What the task asks
Go through the records and copy each line where the word "figures" occurs.

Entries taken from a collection
● ● ● ● ●

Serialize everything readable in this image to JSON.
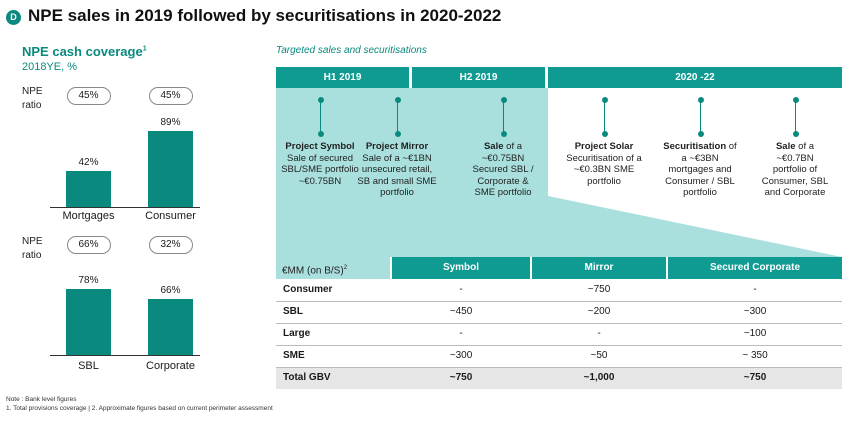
{
  "header": {
    "badge": "D",
    "title": "NPE sales in 2019 followed by securitisations in 2020-2022"
  },
  "coverage": {
    "title": "NPE cash coverage",
    "title_sup": "1",
    "subtitle": "2018YE, %",
    "npe_label_1": "NPE",
    "npe_label_2": "ratio"
  },
  "chart_data": [
    {
      "type": "bar",
      "title": "NPE cash coverage (top)",
      "categories": [
        "Mortgages",
        "Consumer"
      ],
      "values": [
        42,
        89
      ],
      "value_labels": [
        "42%",
        "89%"
      ],
      "npe_ratio": [
        "45%",
        "45%"
      ],
      "ylim": [
        0,
        100
      ]
    },
    {
      "type": "bar",
      "title": "NPE cash coverage (bottom)",
      "categories": [
        "SBL",
        "Corporate"
      ],
      "values": [
        78,
        66
      ],
      "value_labels": [
        "78%",
        "66%"
      ],
      "npe_ratio": [
        "66%",
        "32%"
      ],
      "ylim": [
        0,
        100
      ]
    }
  ],
  "timeline": {
    "caption": "Targeted sales and securitisations",
    "periods": [
      "H1 2019",
      "H2 2019",
      "2020 -22"
    ],
    "projects": [
      {
        "bold": "Project Symbol",
        "rest": "",
        "lines": [
          "Sale of secured",
          "SBL/SME portfolio",
          "~€0.75BN"
        ]
      },
      {
        "bold": "Project Mirror",
        "rest": "",
        "lines": [
          "Sale of a ~€1BN",
          "unsecured retail,",
          "SB and small SME",
          "portfolio"
        ]
      },
      {
        "bold": "Sale",
        "rest": " of a",
        "lines": [
          "~€0.75BN",
          "Secured SBL /",
          "Corporate &",
          "SME portfolio"
        ]
      },
      {
        "bold": "Project Solar",
        "rest": "",
        "lines": [
          "Securitisation of a",
          "~€0.3BN SME",
          "portfolio"
        ]
      },
      {
        "bold": "Securitisation",
        "rest": " of",
        "lines": [
          "a ~€3BN",
          "mortgages and",
          "Consumer / SBL",
          "portfolio"
        ]
      },
      {
        "bold": "Sale",
        "rest": " of a",
        "lines": [
          "~€0.7BN",
          "portfolio of",
          "Consumer, SBL",
          "and Corporate"
        ]
      }
    ]
  },
  "table": {
    "corner": "€MM (on B/S)",
    "corner_sup": "2",
    "columns": [
      "Symbol",
      "Mirror",
      "Secured Corporate"
    ],
    "rows": [
      {
        "label": "Consumer",
        "cells": [
          "-",
          "~750",
          "-"
        ]
      },
      {
        "label": "SBL",
        "cells": [
          "~450",
          "~200",
          "~300"
        ]
      },
      {
        "label": "Large",
        "cells": [
          "-",
          "-",
          "~100"
        ]
      },
      {
        "label": "SME",
        "cells": [
          "~300",
          "~50",
          "~ 350"
        ]
      },
      {
        "label": "Total GBV",
        "cells": [
          "~750",
          "~1,000",
          "~750"
        ]
      }
    ]
  },
  "notes": {
    "line1": "Note : Bank level figures",
    "line2": "1. Total provisions coverage | 2. Approximate figures based on current perimeter assessment"
  },
  "colors": {
    "teal": "#0a8a7e",
    "header_teal": "#0f9a92",
    "light_teal": "#a9e0de"
  }
}
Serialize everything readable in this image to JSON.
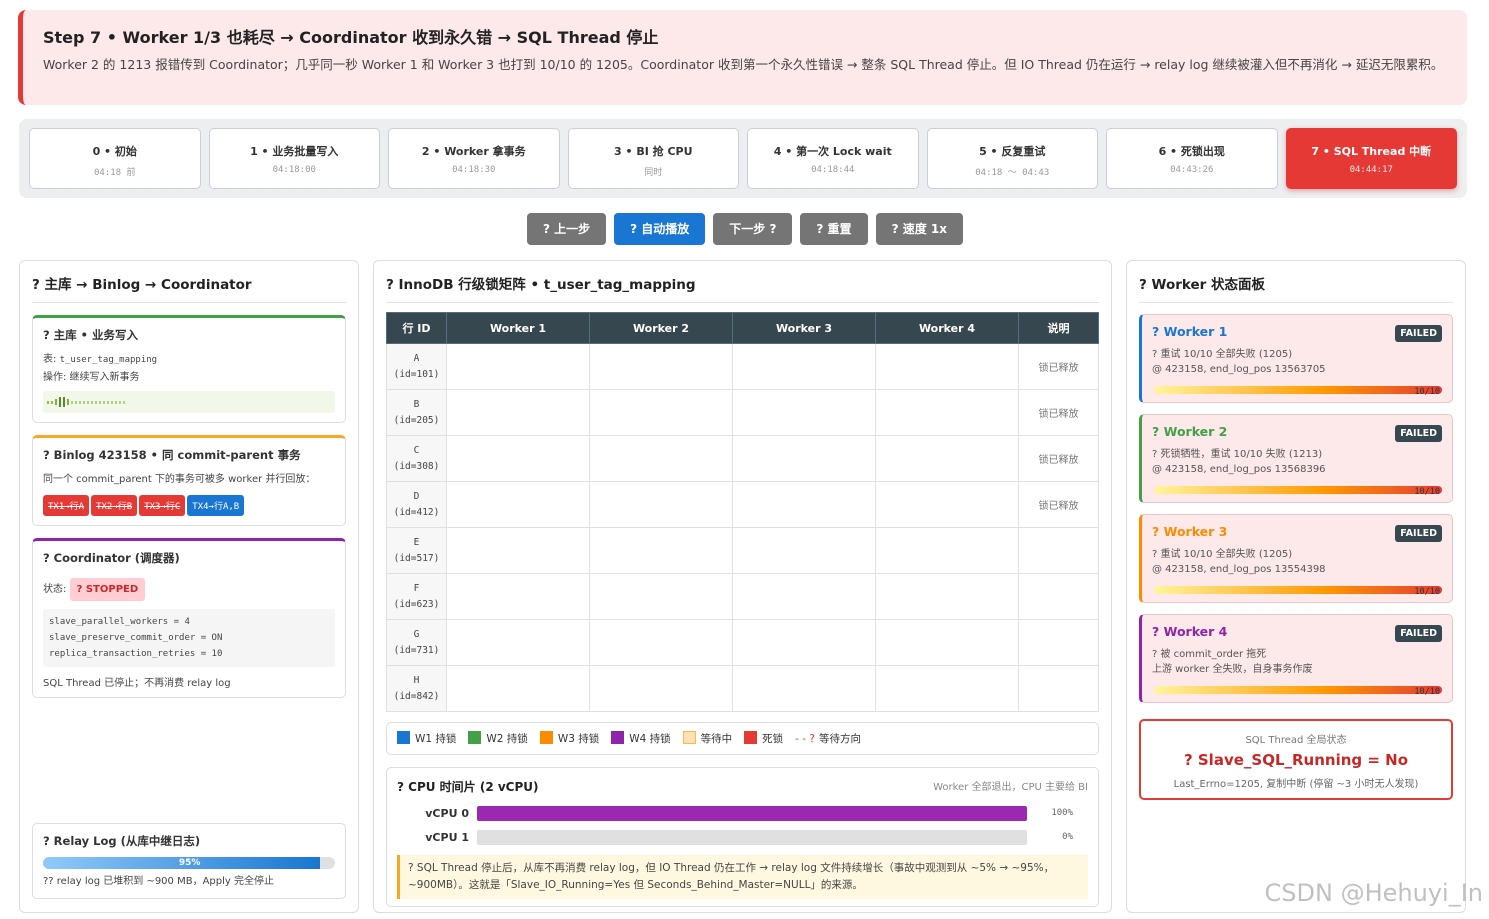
{
  "banner": {
    "title": "Step 7 • Worker 1/3 也耗尽 → Coordinator 收到永久错 → SQL Thread 停止",
    "desc": "Worker 2 的 1213 报错传到 Coordinator；几乎同一秒 Worker 1 和 Worker 3 也打到 10/10 的 1205。Coordinator 收到第一个永久性错误 → 整条 SQL Thread 停止。但 IO Thread 仍在运行 → relay log 继续被灌入但不再消化 → 延迟无限累积。"
  },
  "steps": [
    {
      "label": "0 • 初始",
      "time": "04:18 前"
    },
    {
      "label": "1 • 业务批量写入",
      "time": "04:18:00"
    },
    {
      "label": "2 • Worker 拿事务",
      "time": "04:18:30"
    },
    {
      "label": "3 • BI 抢 CPU",
      "time": "同时"
    },
    {
      "label": "4 • 第一次 Lock wait",
      "time": "04:18:44"
    },
    {
      "label": "5 • 反复重试",
      "time": "04:18 ～ 04:43"
    },
    {
      "label": "6 • 死锁出现",
      "time": "04:43:26"
    },
    {
      "label": "7 • SQL Thread 中断",
      "time": "04:44:17"
    }
  ],
  "controls": {
    "prev": "? 上一步",
    "auto": "? 自动播放",
    "next": "下一步 ?",
    "reset": "? 重置",
    "speed": "? 速度 1x"
  },
  "left": {
    "title": "? 主库 → Binlog → Coordinator",
    "master": {
      "title": "? 主库 • 业务写入",
      "table_label": "表: ",
      "table": "t_user_tag_mapping",
      "op": "操作: 继续写入新事务"
    },
    "binlog": {
      "title": "? Binlog 423158 • 同 commit-parent 事务",
      "desc": "同一个 commit_parent 下的事务可被多 worker 并行回放：",
      "chips": [
        "TX1→行A",
        "TX2→行B",
        "TX3→行C",
        "TX4→行A,B"
      ]
    },
    "coord": {
      "title": "? Coordinator (调度器)",
      "status_label": "状态:",
      "status": "? STOPPED",
      "code": [
        "slave_parallel_workers = 4",
        "slave_preserve_commit_order = ON",
        "replica_transaction_retries = 10"
      ],
      "footer": "SQL Thread 已停止；不再消费 relay log"
    },
    "relay": {
      "title": "? Relay Log (从库中继日志)",
      "pct_label": "95%",
      "pct": 0.95,
      "footer": "?? relay log 已堆积到 ~900 MB，Apply 完全停止"
    }
  },
  "matrix": {
    "title": "? InnoDB 行级锁矩阵 • t_user_tag_mapping",
    "headers": [
      "行 ID",
      "Worker 1",
      "Worker 2",
      "Worker 3",
      "Worker 4",
      "说明"
    ],
    "rows": [
      {
        "id": "A",
        "sub": "(id=101)",
        "note": "锁已释放"
      },
      {
        "id": "B",
        "sub": "(id=205)",
        "note": "锁已释放"
      },
      {
        "id": "C",
        "sub": "(id=308)",
        "note": "锁已释放"
      },
      {
        "id": "D",
        "sub": "(id=412)",
        "note": "锁已释放"
      },
      {
        "id": "E",
        "sub": "(id=517)",
        "note": ""
      },
      {
        "id": "F",
        "sub": "(id=623)",
        "note": ""
      },
      {
        "id": "G",
        "sub": "(id=731)",
        "note": ""
      },
      {
        "id": "H",
        "sub": "(id=842)",
        "note": ""
      }
    ],
    "legend": [
      {
        "label": "W1 持锁",
        "color": "#1976d2"
      },
      {
        "label": "W2 持锁",
        "color": "#43a047"
      },
      {
        "label": "W3 持锁",
        "color": "#fb8c00"
      },
      {
        "label": "W4 持锁",
        "color": "#8e24aa"
      },
      {
        "label": "等待中",
        "color": "#ffe0b2"
      },
      {
        "label": "死锁",
        "color": "#e53935"
      }
    ],
    "legend_arrow": "- - ?",
    "legend_arrow_label": "等待方向"
  },
  "cpu": {
    "title": "? CPU 时间片 (2 vCPU)",
    "hint": "Worker 全部退出，CPU 主要给 BI",
    "rows": [
      {
        "label": "vCPU 0",
        "pct": "100%",
        "value": 1.0
      },
      {
        "label": "vCPU 1",
        "pct": "0%",
        "value": 0.0
      }
    ],
    "note": "? SQL Thread 停止后，从库不再消费 relay log，但 IO Thread 仍在工作 → relay log 文件持续增长（事故中观测到从 ~5% → ~95%，~900MB）。这就是「Slave_IO_Running=Yes 但 Seconds_Behind_Master=NULL」的来源。"
  },
  "workers": {
    "title": "? Worker 状态面板",
    "items": [
      {
        "name": "? Worker 1",
        "badge": "FAILED",
        "l1": "? 重试 10/10 全部失败 (1205)",
        "l2": "@ 423158, end_log_pos 13563705",
        "progress": "10/10",
        "color": "#1976d2"
      },
      {
        "name": "? Worker 2",
        "badge": "FAILED",
        "l1": "? 死锁牺牲，重试 10/10 失败 (1213)",
        "l2": "@ 423158, end_log_pos 13568396",
        "progress": "10/10",
        "color": "#43a047"
      },
      {
        "name": "? Worker 3",
        "badge": "FAILED",
        "l1": "? 重试 10/10 全部失败 (1205)",
        "l2": "@ 423158, end_log_pos 13554398",
        "progress": "10/10",
        "color": "#fb8c00"
      },
      {
        "name": "? Worker 4",
        "badge": "FAILED",
        "l1": "? 被 commit_order 拖死",
        "l2": "上游 worker 全失败，自身事务作废",
        "progress": "10/10",
        "color": "#8e24aa"
      }
    ],
    "global": {
      "label": "SQL Thread 全局状态",
      "value": "? Slave_SQL_Running = No",
      "footer": "Last_Errno=1205, 复制中断 (停留 ~3 小时无人发现)"
    }
  },
  "watermark": "CSDN @Hehuyi_In"
}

● ● ● ● ●

Exercise answer
    "line1": "Note : Bank level figures",
    "line2": "1. Total provisions coverage | 2. Approximate figures based on current perimeter assessment"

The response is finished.